• **STATED TASK**
Repeat the listing that follows, character for character, minus the pictures.

• **SUPPLIED INFORMATION**
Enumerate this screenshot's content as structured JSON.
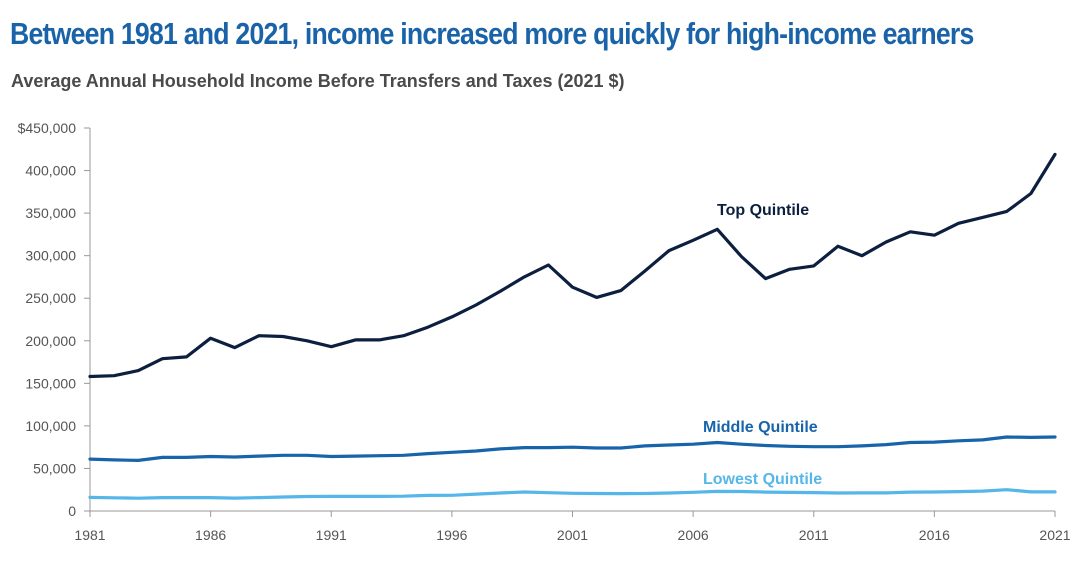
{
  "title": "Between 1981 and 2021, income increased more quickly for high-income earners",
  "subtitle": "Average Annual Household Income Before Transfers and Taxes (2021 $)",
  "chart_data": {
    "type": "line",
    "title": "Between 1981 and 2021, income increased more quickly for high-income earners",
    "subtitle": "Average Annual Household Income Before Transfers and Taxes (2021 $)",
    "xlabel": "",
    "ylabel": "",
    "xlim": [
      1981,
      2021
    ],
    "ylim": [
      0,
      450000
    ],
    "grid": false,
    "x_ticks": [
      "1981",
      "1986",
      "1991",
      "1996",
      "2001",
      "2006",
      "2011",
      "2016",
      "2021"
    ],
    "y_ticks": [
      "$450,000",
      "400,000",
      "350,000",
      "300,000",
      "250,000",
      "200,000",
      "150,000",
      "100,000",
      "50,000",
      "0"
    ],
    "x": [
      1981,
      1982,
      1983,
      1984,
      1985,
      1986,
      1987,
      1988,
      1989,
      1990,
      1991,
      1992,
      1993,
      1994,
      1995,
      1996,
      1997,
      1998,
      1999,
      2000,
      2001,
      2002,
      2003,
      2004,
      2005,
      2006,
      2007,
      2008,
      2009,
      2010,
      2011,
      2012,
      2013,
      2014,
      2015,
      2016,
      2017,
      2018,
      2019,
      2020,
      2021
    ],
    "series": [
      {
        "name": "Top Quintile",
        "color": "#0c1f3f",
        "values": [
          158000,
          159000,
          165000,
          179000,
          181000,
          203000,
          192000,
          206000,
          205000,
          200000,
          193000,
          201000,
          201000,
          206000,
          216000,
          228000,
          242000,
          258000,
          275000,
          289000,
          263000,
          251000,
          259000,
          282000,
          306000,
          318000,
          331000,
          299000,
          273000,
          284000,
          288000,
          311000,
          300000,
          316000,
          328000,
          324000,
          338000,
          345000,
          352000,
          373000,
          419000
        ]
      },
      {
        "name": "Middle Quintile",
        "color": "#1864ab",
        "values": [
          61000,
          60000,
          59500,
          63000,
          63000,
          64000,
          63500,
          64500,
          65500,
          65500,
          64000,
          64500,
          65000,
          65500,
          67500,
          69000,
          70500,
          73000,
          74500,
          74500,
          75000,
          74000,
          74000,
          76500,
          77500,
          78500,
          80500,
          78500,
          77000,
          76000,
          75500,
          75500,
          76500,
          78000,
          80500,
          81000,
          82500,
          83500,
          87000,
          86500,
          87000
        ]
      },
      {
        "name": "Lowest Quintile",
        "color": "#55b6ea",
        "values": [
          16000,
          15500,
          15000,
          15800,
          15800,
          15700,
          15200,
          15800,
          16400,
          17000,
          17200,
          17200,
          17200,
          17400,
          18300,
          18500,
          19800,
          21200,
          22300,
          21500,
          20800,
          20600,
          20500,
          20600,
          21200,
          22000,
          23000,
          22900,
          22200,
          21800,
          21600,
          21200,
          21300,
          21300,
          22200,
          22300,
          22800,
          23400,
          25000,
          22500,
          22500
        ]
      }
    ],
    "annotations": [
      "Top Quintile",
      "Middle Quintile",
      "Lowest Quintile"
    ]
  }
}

• **SOLUTION TO THE PROBLEM**
Enumerate this screenshot's content as structured JSON.
{
  "title": "Between 1981 and 2021, income increased more quickly for high-income earners",
  "subtitle": "Average Annual Household Income Before Transfers and Taxes (2021 $)",
  "chart_data": {
    "type": "line",
    "title": "Between 1981 and 2021, income increased more quickly for high-income earners",
    "subtitle": "Average Annual Household Income Before Transfers and Taxes (2021 $)",
    "xlabel": "",
    "ylabel": "",
    "xlim": [
      1981,
      2021
    ],
    "ylim": [
      0,
      450000
    ],
    "grid": false,
    "x_ticks": [
      "1981",
      "1986",
      "1991",
      "1996",
      "2001",
      "2006",
      "2011",
      "2016",
      "2021"
    ],
    "y_ticks": [
      "$450,000",
      "400,000",
      "350,000",
      "300,000",
      "250,000",
      "200,000",
      "150,000",
      "100,000",
      "50,000",
      "0"
    ],
    "x": [
      1981,
      1982,
      1983,
      1984,
      1985,
      1986,
      1987,
      1988,
      1989,
      1990,
      1991,
      1992,
      1993,
      1994,
      1995,
      1996,
      1997,
      1998,
      1999,
      2000,
      2001,
      2002,
      2003,
      2004,
      2005,
      2006,
      2007,
      2008,
      2009,
      2010,
      2011,
      2012,
      2013,
      2014,
      2015,
      2016,
      2017,
      2018,
      2019,
      2020,
      2021
    ],
    "series": [
      {
        "name": "Top Quintile",
        "color": "#0c1f3f",
        "values": [
          158000,
          159000,
          165000,
          179000,
          181000,
          203000,
          192000,
          206000,
          205000,
          200000,
          193000,
          201000,
          201000,
          206000,
          216000,
          228000,
          242000,
          258000,
          275000,
          289000,
          263000,
          251000,
          259000,
          282000,
          306000,
          318000,
          331000,
          299000,
          273000,
          284000,
          288000,
          311000,
          300000,
          316000,
          328000,
          324000,
          338000,
          345000,
          352000,
          373000,
          419000
        ]
      },
      {
        "name": "Middle Quintile",
        "color": "#1864ab",
        "values": [
          61000,
          60000,
          59500,
          63000,
          63000,
          64000,
          63500,
          64500,
          65500,
          65500,
          64000,
          64500,
          65000,
          65500,
          67500,
          69000,
          70500,
          73000,
          74500,
          74500,
          75000,
          74000,
          74000,
          76500,
          77500,
          78500,
          80500,
          78500,
          77000,
          76000,
          75500,
          75500,
          76500,
          78000,
          80500,
          81000,
          82500,
          83500,
          87000,
          86500,
          87000
        ]
      },
      {
        "name": "Lowest Quintile",
        "color": "#55b6ea",
        "values": [
          16000,
          15500,
          15000,
          15800,
          15800,
          15700,
          15200,
          15800,
          16400,
          17000,
          17200,
          17200,
          17200,
          17400,
          18300,
          18500,
          19800,
          21200,
          22300,
          21500,
          20800,
          20600,
          20500,
          20600,
          21200,
          22000,
          23000,
          22900,
          22200,
          21800,
          21600,
          21200,
          21300,
          21300,
          22200,
          22300,
          22800,
          23400,
          25000,
          22500,
          22500
        ]
      }
    ],
    "annotations": [
      "Top Quintile",
      "Middle Quintile",
      "Lowest Quintile"
    ]
  }
}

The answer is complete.